* Brief
Could you write out again the entries starting with the line with "Patent image size: (944, 643)." and going on through the line with "The empty space above", changing "espresso machine" to "espresso maker" and leaving everything else as it is?

* begin Exercise input *

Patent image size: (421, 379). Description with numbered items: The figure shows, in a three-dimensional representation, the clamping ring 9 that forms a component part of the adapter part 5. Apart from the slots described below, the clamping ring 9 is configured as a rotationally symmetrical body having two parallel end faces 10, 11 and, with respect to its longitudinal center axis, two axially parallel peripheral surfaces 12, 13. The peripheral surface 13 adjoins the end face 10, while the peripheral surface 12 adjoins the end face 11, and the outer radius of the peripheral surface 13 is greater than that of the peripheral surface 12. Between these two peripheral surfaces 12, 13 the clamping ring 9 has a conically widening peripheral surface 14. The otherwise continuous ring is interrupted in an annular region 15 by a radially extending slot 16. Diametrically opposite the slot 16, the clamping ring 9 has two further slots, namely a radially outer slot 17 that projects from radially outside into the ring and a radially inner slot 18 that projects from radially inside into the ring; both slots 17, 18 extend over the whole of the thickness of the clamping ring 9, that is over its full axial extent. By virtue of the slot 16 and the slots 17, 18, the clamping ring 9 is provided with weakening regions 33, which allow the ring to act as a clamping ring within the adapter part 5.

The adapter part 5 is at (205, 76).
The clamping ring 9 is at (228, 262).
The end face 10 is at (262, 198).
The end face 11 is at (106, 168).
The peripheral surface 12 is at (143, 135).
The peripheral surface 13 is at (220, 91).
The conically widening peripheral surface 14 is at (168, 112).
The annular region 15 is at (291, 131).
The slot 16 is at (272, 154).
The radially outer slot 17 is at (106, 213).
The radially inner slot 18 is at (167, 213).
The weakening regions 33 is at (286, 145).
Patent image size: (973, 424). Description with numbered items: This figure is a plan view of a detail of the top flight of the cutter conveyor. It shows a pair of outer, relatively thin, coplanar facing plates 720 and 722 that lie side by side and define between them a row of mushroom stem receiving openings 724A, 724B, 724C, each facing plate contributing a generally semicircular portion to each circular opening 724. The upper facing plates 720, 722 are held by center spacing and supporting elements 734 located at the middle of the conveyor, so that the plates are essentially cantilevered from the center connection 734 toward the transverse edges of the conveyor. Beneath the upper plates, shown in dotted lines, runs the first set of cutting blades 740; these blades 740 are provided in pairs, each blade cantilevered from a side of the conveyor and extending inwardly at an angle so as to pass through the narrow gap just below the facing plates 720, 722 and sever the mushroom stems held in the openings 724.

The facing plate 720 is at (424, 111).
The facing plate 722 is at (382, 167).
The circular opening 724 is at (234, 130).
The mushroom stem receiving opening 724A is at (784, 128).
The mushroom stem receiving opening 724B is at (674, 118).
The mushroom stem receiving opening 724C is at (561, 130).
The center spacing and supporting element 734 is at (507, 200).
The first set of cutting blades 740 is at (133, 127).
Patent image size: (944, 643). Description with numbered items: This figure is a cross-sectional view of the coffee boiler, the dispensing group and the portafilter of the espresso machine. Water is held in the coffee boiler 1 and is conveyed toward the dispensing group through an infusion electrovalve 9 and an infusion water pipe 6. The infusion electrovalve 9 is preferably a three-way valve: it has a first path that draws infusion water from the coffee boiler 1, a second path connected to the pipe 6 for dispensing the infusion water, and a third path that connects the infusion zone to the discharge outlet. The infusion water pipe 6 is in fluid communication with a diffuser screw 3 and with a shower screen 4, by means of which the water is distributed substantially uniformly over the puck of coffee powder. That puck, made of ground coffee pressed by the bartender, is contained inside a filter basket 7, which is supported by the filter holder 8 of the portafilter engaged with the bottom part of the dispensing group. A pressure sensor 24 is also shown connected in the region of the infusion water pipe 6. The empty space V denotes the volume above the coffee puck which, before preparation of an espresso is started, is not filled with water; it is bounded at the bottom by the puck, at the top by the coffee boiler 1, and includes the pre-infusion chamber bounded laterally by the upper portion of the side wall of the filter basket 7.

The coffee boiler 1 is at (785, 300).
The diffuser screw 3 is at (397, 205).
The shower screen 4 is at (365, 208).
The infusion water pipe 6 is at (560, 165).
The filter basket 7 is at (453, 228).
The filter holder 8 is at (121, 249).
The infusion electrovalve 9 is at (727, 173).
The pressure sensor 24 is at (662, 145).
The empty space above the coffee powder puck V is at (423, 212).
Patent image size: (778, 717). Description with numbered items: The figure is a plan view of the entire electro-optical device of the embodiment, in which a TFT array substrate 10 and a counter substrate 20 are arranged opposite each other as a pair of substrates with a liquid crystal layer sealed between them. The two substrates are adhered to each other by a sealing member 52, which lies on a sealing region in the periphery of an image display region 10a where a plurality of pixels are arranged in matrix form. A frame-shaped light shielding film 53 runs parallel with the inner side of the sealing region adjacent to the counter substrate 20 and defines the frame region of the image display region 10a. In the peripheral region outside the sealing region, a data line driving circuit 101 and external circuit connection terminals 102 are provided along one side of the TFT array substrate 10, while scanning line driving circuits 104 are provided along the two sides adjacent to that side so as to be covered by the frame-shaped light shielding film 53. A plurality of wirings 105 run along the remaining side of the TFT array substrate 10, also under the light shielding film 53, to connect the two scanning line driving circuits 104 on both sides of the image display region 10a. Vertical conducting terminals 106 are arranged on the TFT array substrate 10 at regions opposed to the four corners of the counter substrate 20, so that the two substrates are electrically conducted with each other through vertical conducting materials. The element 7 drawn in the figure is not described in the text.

* end Exercise input *

* Result
Patent image size: (944, 643). Description with numbered items: This figure is a cross-sectional view of the coffee boiler, the dispensing group and the portafilter of the espresso maker. Water is held in the coffee boiler 1 and is conveyed toward the dispensing group through an infusion electrovalve 9 and an infusion water pipe 6. The infusion electrovalve 9 is preferably a three-way valve: it has a first path that draws infusion water from the coffee boiler 1, a second path connected to the pipe 6 for dispensing the infusion water, and a third path that connects the infusion zone to the discharge outlet. The infusion water pipe 6 is in fluid communication with a diffuser screw 3 and with a shower screen 4, by means of which the water is distributed substantially uniformly over the puck of coffee powder. That puck, made of ground coffee pressed by the bartender, is contained inside a filter basket 7, which is supported by the filter holder 8 of the portafilter engaged with the bottom part of the dispensing group. A pressure sensor 24 is also shown connected in the region of the infusion water pipe 6. The empty space V denotes the volume above the coffee puck which, before preparation of an espresso is started, is not filled with water; it is bounded at the bottom by the puck, at the top by the coffee boiler 1, and includes the pre-infusion chamber bounded laterally by the upper portion of the side wall of the filter basket 7.

The coffee boiler 1 is at (785, 300).
The diffuser screw 3 is at (397, 205).
The shower screen 4 is at (365, 208).
The infusion water pipe 6 is at (560, 165).
The filter basket 7 is at (453, 228).
The filter holder 8 is at (121, 249).
The infusion electrovalve 9 is at (727, 173).
The pressure sensor 24 is at (662, 145).
The empty space above the coffee powder puck V is at (423, 212).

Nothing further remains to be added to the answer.